» **Goal of the exercise**: Transcribe all the entries word for word, skipping the pictures.

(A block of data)
▽

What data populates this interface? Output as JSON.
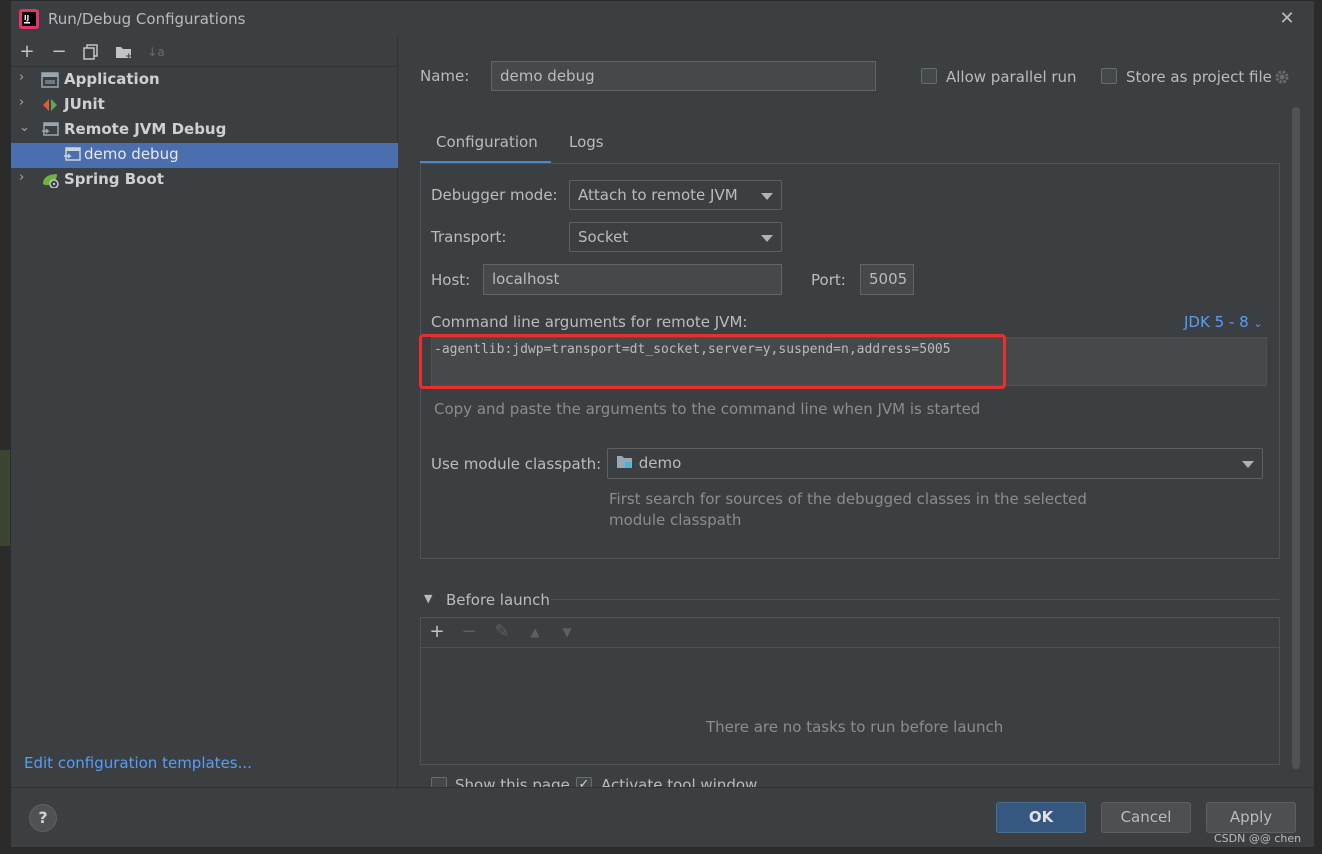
{
  "window": {
    "title": "Run/Debug Configurations",
    "close_glyph": "✕"
  },
  "toolbar": {
    "add": "+",
    "remove": "−",
    "copy": "⧉",
    "folder": "▇",
    "sort": "↓a"
  },
  "tree": {
    "items": [
      {
        "label": "Application",
        "arrow": "›",
        "icon": "application-icon"
      },
      {
        "label": "JUnit",
        "arrow": "›",
        "icon": "junit-icon"
      },
      {
        "label": "Remote JVM Debug",
        "arrow": "⌄",
        "icon": "remote-jvm-debug-icon"
      },
      {
        "label": "demo debug",
        "icon": "debug-config-icon",
        "selected": true
      },
      {
        "label": "Spring Boot",
        "arrow": "›",
        "icon": "spring-boot-icon"
      }
    ]
  },
  "edit_templates": "Edit configuration templates...",
  "name_field": {
    "label": "Name:",
    "value": "demo debug"
  },
  "allow_parallel": {
    "label": "Allow parallel run",
    "checked": false
  },
  "store_project": {
    "label": "Store as project file",
    "checked": false
  },
  "tabs": [
    {
      "label": "Configuration",
      "active": true
    },
    {
      "label": "Logs",
      "active": false
    }
  ],
  "config": {
    "debugger_mode": {
      "label": "Debugger mode:",
      "value": "Attach to remote JVM"
    },
    "transport": {
      "label": "Transport:",
      "value": "Socket"
    },
    "host": {
      "label": "Host:",
      "value": "localhost"
    },
    "port": {
      "label": "Port:",
      "value": "5005"
    },
    "cmd_label": "Command line arguments for remote JVM:",
    "jdk_link": "JDK 5 - 8",
    "cmd_value": "-agentlib:jdwp=transport=dt_socket,server=y,suspend=n,address=5005",
    "cmd_hint": "Copy and paste the arguments to the command line when JVM is started",
    "module": {
      "label": "Use module classpath:",
      "value": "demo"
    },
    "module_hint_1": "First search for sources of the debugged classes in the selected",
    "module_hint_2": "module classpath"
  },
  "before_launch": {
    "label": "Before launch",
    "empty_text": "There are no tasks to run before launch",
    "toolbar": {
      "add": "+",
      "remove": "−",
      "edit": "✎",
      "up": "▲",
      "down": "▼"
    }
  },
  "show_page": {
    "label": "Show this page",
    "checked": false
  },
  "activate_tool": {
    "label": "Activate tool window",
    "checked": true
  },
  "buttons": {
    "help": "?",
    "ok": "OK",
    "cancel": "Cancel",
    "apply": "Apply"
  },
  "watermark": "CSDN @@ chen",
  "colors": {
    "accent": "#365880",
    "selection": "#4b6eaf",
    "link": "#589df6",
    "highlight": "#e82e2e"
  }
}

△

» **Answer to the problem**:
What data populates this interface? Output as JSON.
{
  "window": {
    "title": "Run/Debug Configurations",
    "close_glyph": "✕"
  },
  "toolbar": {
    "add": "+",
    "remove": "−",
    "copy": "⧉",
    "folder": "▇",
    "sort": "↓a"
  },
  "tree": {
    "items": [
      {
        "label": "Application",
        "arrow": "›",
        "icon": "application-icon"
      },
      {
        "label": "JUnit",
        "arrow": "›",
        "icon": "junit-icon"
      },
      {
        "label": "Remote JVM Debug",
        "arrow": "⌄",
        "icon": "remote-jvm-debug-icon"
      },
      {
        "label": "demo debug",
        "icon": "debug-config-icon",
        "selected": true
      },
      {
        "label": "Spring Boot",
        "arrow": "›",
        "icon": "spring-boot-icon"
      }
    ]
  },
  "edit_templates": "Edit configuration templates...",
  "name_field": {
    "label": "Name:",
    "value": "demo debug"
  },
  "allow_parallel": {
    "label": "Allow parallel run",
    "checked": false
  },
  "store_project": {
    "label": "Store as project file",
    "checked": false
  },
  "tabs": [
    {
      "label": "Configuration",
      "active": true
    },
    {
      "label": "Logs",
      "active": false
    }
  ],
  "config": {
    "debugger_mode": {
      "label": "Debugger mode:",
      "value": "Attach to remote JVM"
    },
    "transport": {
      "label": "Transport:",
      "value": "Socket"
    },
    "host": {
      "label": "Host:",
      "value": "localhost"
    },
    "port": {
      "label": "Port:",
      "value": "5005"
    },
    "cmd_label": "Command line arguments for remote JVM:",
    "jdk_link": "JDK 5 - 8",
    "cmd_value": "-agentlib:jdwp=transport=dt_socket,server=y,suspend=n,address=5005",
    "cmd_hint": "Copy and paste the arguments to the command line when JVM is started",
    "module": {
      "label": "Use module classpath:",
      "value": "demo"
    },
    "module_hint_1": "First search for sources of the debugged classes in the selected",
    "module_hint_2": "module classpath"
  },
  "before_launch": {
    "label": "Before launch",
    "empty_text": "There are no tasks to run before launch",
    "toolbar": {
      "add": "+",
      "remove": "−",
      "edit": "✎",
      "up": "▲",
      "down": "▼"
    }
  },
  "show_page": {
    "label": "Show this page",
    "checked": false
  },
  "activate_tool": {
    "label": "Activate tool window",
    "checked": true
  },
  "buttons": {
    "help": "?",
    "ok": "OK",
    "cancel": "Cancel",
    "apply": "Apply"
  },
  "watermark": "CSDN @@ chen",
  "colors": {
    "accent": "#365880",
    "selection": "#4b6eaf",
    "link": "#589df6",
    "highlight": "#e82e2e"
  }
}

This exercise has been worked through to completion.